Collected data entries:
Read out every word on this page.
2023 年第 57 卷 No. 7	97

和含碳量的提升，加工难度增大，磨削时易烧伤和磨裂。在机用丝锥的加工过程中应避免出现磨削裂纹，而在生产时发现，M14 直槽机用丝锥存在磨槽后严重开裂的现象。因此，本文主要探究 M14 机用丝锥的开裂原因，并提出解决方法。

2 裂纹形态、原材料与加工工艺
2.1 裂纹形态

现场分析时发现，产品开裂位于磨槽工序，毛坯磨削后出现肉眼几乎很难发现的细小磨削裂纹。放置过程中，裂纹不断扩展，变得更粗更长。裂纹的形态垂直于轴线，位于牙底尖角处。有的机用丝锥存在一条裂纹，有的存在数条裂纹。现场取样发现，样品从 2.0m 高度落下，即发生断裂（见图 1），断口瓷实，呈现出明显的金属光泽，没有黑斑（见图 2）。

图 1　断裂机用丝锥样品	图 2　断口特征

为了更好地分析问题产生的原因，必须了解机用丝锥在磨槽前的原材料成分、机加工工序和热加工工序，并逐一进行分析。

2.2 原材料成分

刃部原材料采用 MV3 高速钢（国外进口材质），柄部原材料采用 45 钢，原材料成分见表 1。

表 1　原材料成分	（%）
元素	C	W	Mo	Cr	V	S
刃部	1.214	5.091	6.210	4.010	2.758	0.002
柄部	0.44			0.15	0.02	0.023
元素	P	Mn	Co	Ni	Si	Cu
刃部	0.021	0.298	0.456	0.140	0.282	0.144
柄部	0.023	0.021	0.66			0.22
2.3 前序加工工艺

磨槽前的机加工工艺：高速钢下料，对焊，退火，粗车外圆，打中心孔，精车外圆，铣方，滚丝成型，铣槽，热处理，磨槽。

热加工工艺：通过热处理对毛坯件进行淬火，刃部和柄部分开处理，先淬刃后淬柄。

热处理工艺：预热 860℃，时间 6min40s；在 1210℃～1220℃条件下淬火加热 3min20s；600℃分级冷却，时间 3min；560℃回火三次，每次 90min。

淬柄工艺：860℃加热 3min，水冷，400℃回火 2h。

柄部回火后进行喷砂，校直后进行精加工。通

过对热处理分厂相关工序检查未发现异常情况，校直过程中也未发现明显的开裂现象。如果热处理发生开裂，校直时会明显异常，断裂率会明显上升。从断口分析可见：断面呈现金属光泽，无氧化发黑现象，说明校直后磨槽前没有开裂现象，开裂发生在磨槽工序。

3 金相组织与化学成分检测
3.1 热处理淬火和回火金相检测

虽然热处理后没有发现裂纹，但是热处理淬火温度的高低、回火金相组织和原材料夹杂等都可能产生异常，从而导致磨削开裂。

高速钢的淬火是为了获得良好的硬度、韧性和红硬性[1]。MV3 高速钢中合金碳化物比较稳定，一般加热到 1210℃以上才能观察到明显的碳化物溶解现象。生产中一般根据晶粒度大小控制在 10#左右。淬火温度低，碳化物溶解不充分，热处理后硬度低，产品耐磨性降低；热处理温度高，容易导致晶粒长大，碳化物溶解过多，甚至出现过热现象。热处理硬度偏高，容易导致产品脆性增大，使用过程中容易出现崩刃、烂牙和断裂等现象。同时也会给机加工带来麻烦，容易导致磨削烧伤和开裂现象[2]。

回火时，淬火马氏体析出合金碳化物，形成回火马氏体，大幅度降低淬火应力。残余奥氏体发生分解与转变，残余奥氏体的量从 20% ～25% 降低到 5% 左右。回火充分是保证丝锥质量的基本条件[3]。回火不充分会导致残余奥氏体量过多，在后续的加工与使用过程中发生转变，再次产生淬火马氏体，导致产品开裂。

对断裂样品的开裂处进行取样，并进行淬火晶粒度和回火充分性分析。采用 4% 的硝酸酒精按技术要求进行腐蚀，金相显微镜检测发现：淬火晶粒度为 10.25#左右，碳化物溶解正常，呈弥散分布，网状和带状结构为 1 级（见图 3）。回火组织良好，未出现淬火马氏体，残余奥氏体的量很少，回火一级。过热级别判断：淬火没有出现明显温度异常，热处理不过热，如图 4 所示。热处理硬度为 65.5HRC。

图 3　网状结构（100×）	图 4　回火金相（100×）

Do this » Write out the whole listing exactly.

Written answer »
Read out every word on this page.
2023 年第 57 卷 No. 7	97

和含碳量的提升，加工难度增大，磨削时易烧伤和磨裂。在机用丝锥的加工过程中应避免出现磨削裂纹，而在生产时发现，M14 直槽机用丝锥存在磨槽后严重开裂的现象。因此，本文主要探究 M14 机用丝锥的开裂原因，并提出解决方法。

2 裂纹形态、原材料与加工工艺
2.1 裂纹形态

现场分析时发现，产品开裂位于磨槽工序，毛坯磨削后出现肉眼几乎很难发现的细小磨削裂纹。放置过程中，裂纹不断扩展，变得更粗更长。裂纹的形态垂直于轴线，位于牙底尖角处。有的机用丝锥存在一条裂纹，有的存在数条裂纹。现场取样发现，样品从 2.0m 高度落下，即发生断裂（见图 1），断口瓷实，呈现出明显的金属光泽，没有黑斑（见图 2）。

图 1　断裂机用丝锥样品	图 2　断口特征

为了更好地分析问题产生的原因，必须了解机用丝锥在磨槽前的原材料成分、机加工工序和热加工工序，并逐一进行分析。

2.2 原材料成分

刃部原材料采用 MV3 高速钢（国外进口材质），柄部原材料采用 45 钢，原材料成分见表 1。

表 1　原材料成分	（%）
元素	C	W	Mo	Cr	V	S
刃部	1.214	5.091	6.210	4.010	2.758	0.002
柄部	0.44			0.15	0.02	0.023
元素	P	Mn	Co	Ni	Si	Cu
刃部	0.021	0.298	0.456	0.140	0.282	0.144
柄部	0.023	0.021	0.66			0.22
2.3 前序加工工艺

磨槽前的机加工工艺：高速钢下料，对焊，退火，粗车外圆，打中心孔，精车外圆，铣方，滚丝成型，铣槽，热处理，磨槽。

热加工工艺：通过热处理对毛坯件进行淬火，刃部和柄部分开处理，先淬刃后淬柄。

热处理工艺：预热 860℃，时间 6min40s；在 1210℃～1220℃条件下淬火加热 3min20s；600℃分级冷却，时间 3min；560℃回火三次，每次 90min。

淬柄工艺：860℃加热 3min，水冷，400℃回火 2h。

柄部回火后进行喷砂，校直后进行精加工。通

过对热处理分厂相关工序检查未发现异常情况，校直过程中也未发现明显的开裂现象。如果热处理发生开裂，校直时会明显异常，断裂率会明显上升。从断口分析可见：断面呈现金属光泽，无氧化发黑现象，说明校直后磨槽前没有开裂现象，开裂发生在磨槽工序。

3 金相组织与化学成分检测
3.1 热处理淬火和回火金相检测

虽然热处理后没有发现裂纹，但是热处理淬火温度的高低、回火金相组织和原材料夹杂等都可能产生异常，从而导致磨削开裂。

高速钢的淬火是为了获得良好的硬度、韧性和红硬性[1]。MV3 高速钢中合金碳化物比较稳定，一般加热到 1210℃以上才能观察到明显的碳化物溶解现象。生产中一般根据晶粒度大小控制在 10#左右。淬火温度低，碳化物溶解不充分，热处理后硬度低，产品耐磨性降低；热处理温度高，容易导致晶粒长大，碳化物溶解过多，甚至出现过热现象。热处理硬度偏高，容易导致产品脆性增大，使用过程中容易出现崩刃、烂牙和断裂等现象。同时也会给机加工带来麻烦，容易导致磨削烧伤和开裂现象[2]。

回火时，淬火马氏体析出合金碳化物，形成回火马氏体，大幅度降低淬火应力。残余奥氏体发生分解与转变，残余奥氏体的量从 20% ～25% 降低到 5% 左右。回火充分是保证丝锥质量的基本条件[3]。回火不充分会导致残余奥氏体量过多，在后续的加工与使用过程中发生转变，再次产生淬火马氏体，导致产品开裂。

对断裂样品的开裂处进行取样，并进行淬火晶粒度和回火充分性分析。采用 4% 的硝酸酒精按技术要求进行腐蚀，金相显微镜检测发现：淬火晶粒度为 10.25#左右，碳化物溶解正常，呈弥散分布，网状和带状结构为 1 级（见图 3）。回火组织良好，未出现淬火马氏体，残余奥氏体的量很少，回火一级。过热级别判断：淬火没有出现明显温度异常，热处理不过热，如图 4 所示。热处理硬度为 65.5HRC。

图 3　网状结构（100×）	图 4　回火金相（100×）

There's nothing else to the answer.